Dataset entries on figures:
○ ○ ○ ○ ○ ○ ○
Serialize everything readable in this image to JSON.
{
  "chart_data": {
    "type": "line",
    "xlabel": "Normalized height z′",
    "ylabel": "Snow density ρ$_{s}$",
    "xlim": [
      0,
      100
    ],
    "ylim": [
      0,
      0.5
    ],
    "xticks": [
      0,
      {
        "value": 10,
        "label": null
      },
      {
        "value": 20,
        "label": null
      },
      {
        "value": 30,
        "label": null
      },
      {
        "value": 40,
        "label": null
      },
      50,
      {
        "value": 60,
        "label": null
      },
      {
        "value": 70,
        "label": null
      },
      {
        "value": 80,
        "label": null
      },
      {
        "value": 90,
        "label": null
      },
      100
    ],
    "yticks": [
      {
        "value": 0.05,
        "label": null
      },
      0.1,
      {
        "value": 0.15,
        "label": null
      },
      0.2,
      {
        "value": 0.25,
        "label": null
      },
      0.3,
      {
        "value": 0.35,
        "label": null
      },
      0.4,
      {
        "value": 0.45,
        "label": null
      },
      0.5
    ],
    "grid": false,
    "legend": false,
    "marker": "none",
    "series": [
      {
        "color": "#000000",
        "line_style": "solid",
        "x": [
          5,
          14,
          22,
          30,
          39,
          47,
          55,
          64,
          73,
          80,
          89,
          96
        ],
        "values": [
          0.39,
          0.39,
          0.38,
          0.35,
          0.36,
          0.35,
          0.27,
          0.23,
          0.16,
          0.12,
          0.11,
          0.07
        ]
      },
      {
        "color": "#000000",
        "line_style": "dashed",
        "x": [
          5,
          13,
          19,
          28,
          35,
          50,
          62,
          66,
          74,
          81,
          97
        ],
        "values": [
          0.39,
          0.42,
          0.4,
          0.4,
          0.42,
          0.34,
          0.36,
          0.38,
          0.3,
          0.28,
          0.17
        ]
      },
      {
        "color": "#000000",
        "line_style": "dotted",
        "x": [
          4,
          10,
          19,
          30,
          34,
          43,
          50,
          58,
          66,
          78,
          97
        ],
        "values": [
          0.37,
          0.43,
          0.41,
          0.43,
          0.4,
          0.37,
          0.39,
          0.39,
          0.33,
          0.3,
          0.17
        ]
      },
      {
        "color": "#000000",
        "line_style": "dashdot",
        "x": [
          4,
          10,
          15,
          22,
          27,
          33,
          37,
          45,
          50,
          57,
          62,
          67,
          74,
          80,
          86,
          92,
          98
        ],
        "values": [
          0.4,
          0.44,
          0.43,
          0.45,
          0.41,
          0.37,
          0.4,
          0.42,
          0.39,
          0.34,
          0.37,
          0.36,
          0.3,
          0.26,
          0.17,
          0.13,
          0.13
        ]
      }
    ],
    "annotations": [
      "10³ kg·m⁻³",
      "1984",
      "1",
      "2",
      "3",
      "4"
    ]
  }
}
○ ○ ○ ○ ○ ○ ○
Return the whole listing exactly, with every line included.

FULL SOLUTION:
Serialize everything readable in this image to JSON.
{
  "chart_data": {
    "type": "line",
    "xlabel": "Normalized height z′",
    "ylabel": "Snow density ρ$_{s}$",
    "xlim": [
      0,
      100
    ],
    "ylim": [
      0,
      0.5
    ],
    "xticks": [
      0,
      {
        "value": 10,
        "label": null
      },
      {
        "value": 20,
        "label": null
      },
      {
        "value": 30,
        "label": null
      },
      {
        "value": 40,
        "label": null
      },
      50,
      {
        "value": 60,
        "label": null
      },
      {
        "value": 70,
        "label": null
      },
      {
        "value": 80,
        "label": null
      },
      {
        "value": 90,
        "label": null
      },
      100
    ],
    "yticks": [
      {
        "value": 0.05,
        "label": null
      },
      0.1,
      {
        "value": 0.15,
        "label": null
      },
      0.2,
      {
        "value": 0.25,
        "label": null
      },
      0.3,
      {
        "value": 0.35,
        "label": null
      },
      0.4,
      {
        "value": 0.45,
        "label": null
      },
      0.5
    ],
    "grid": false,
    "legend": false,
    "marker": "none",
    "series": [
      {
        "color": "#000000",
        "line_style": "solid",
        "x": [
          5,
          14,
          22,
          30,
          39,
          47,
          55,
          64,
          73,
          80,
          89,
          96
        ],
        "values": [
          0.39,
          0.39,
          0.38,
          0.35,
          0.36,
          0.35,
          0.27,
          0.23,
          0.16,
          0.12,
          0.11,
          0.07
        ]
      },
      {
        "color": "#000000",
        "line_style": "dashed",
        "x": [
          5,
          13,
          19,
          28,
          35,
          50,
          62,
          66,
          74,
          81,
          97
        ],
        "values": [
          0.39,
          0.42,
          0.4,
          0.4,
          0.42,
          0.34,
          0.36,
          0.38,
          0.3,
          0.28,
          0.17
        ]
      },
      {
        "color": "#000000",
        "line_style": "dotted",
        "x": [
          4,
          10,
          19,
          30,
          34,
          43,
          50,
          58,
          66,
          78,
          97
        ],
        "values": [
          0.37,
          0.43,
          0.41,
          0.43,
          0.4,
          0.37,
          0.39,
          0.39,
          0.33,
          0.3,
          0.17
        ]
      },
      {
        "color": "#000000",
        "line_style": "dashdot",
        "x": [
          4,
          10,
          15,
          22,
          27,
          33,
          37,
          45,
          50,
          57,
          62,
          67,
          74,
          80,
          86,
          92,
          98
        ],
        "values": [
          0.4,
          0.44,
          0.43,
          0.45,
          0.41,
          0.37,
          0.4,
          0.42,
          0.39,
          0.34,
          0.37,
          0.36,
          0.3,
          0.26,
          0.17,
          0.13,
          0.13
        ]
      }
    ],
    "annotations": [
      "10³ kg·m⁻³",
      "1984",
      "1",
      "2",
      "3",
      "4"
    ]
  }
}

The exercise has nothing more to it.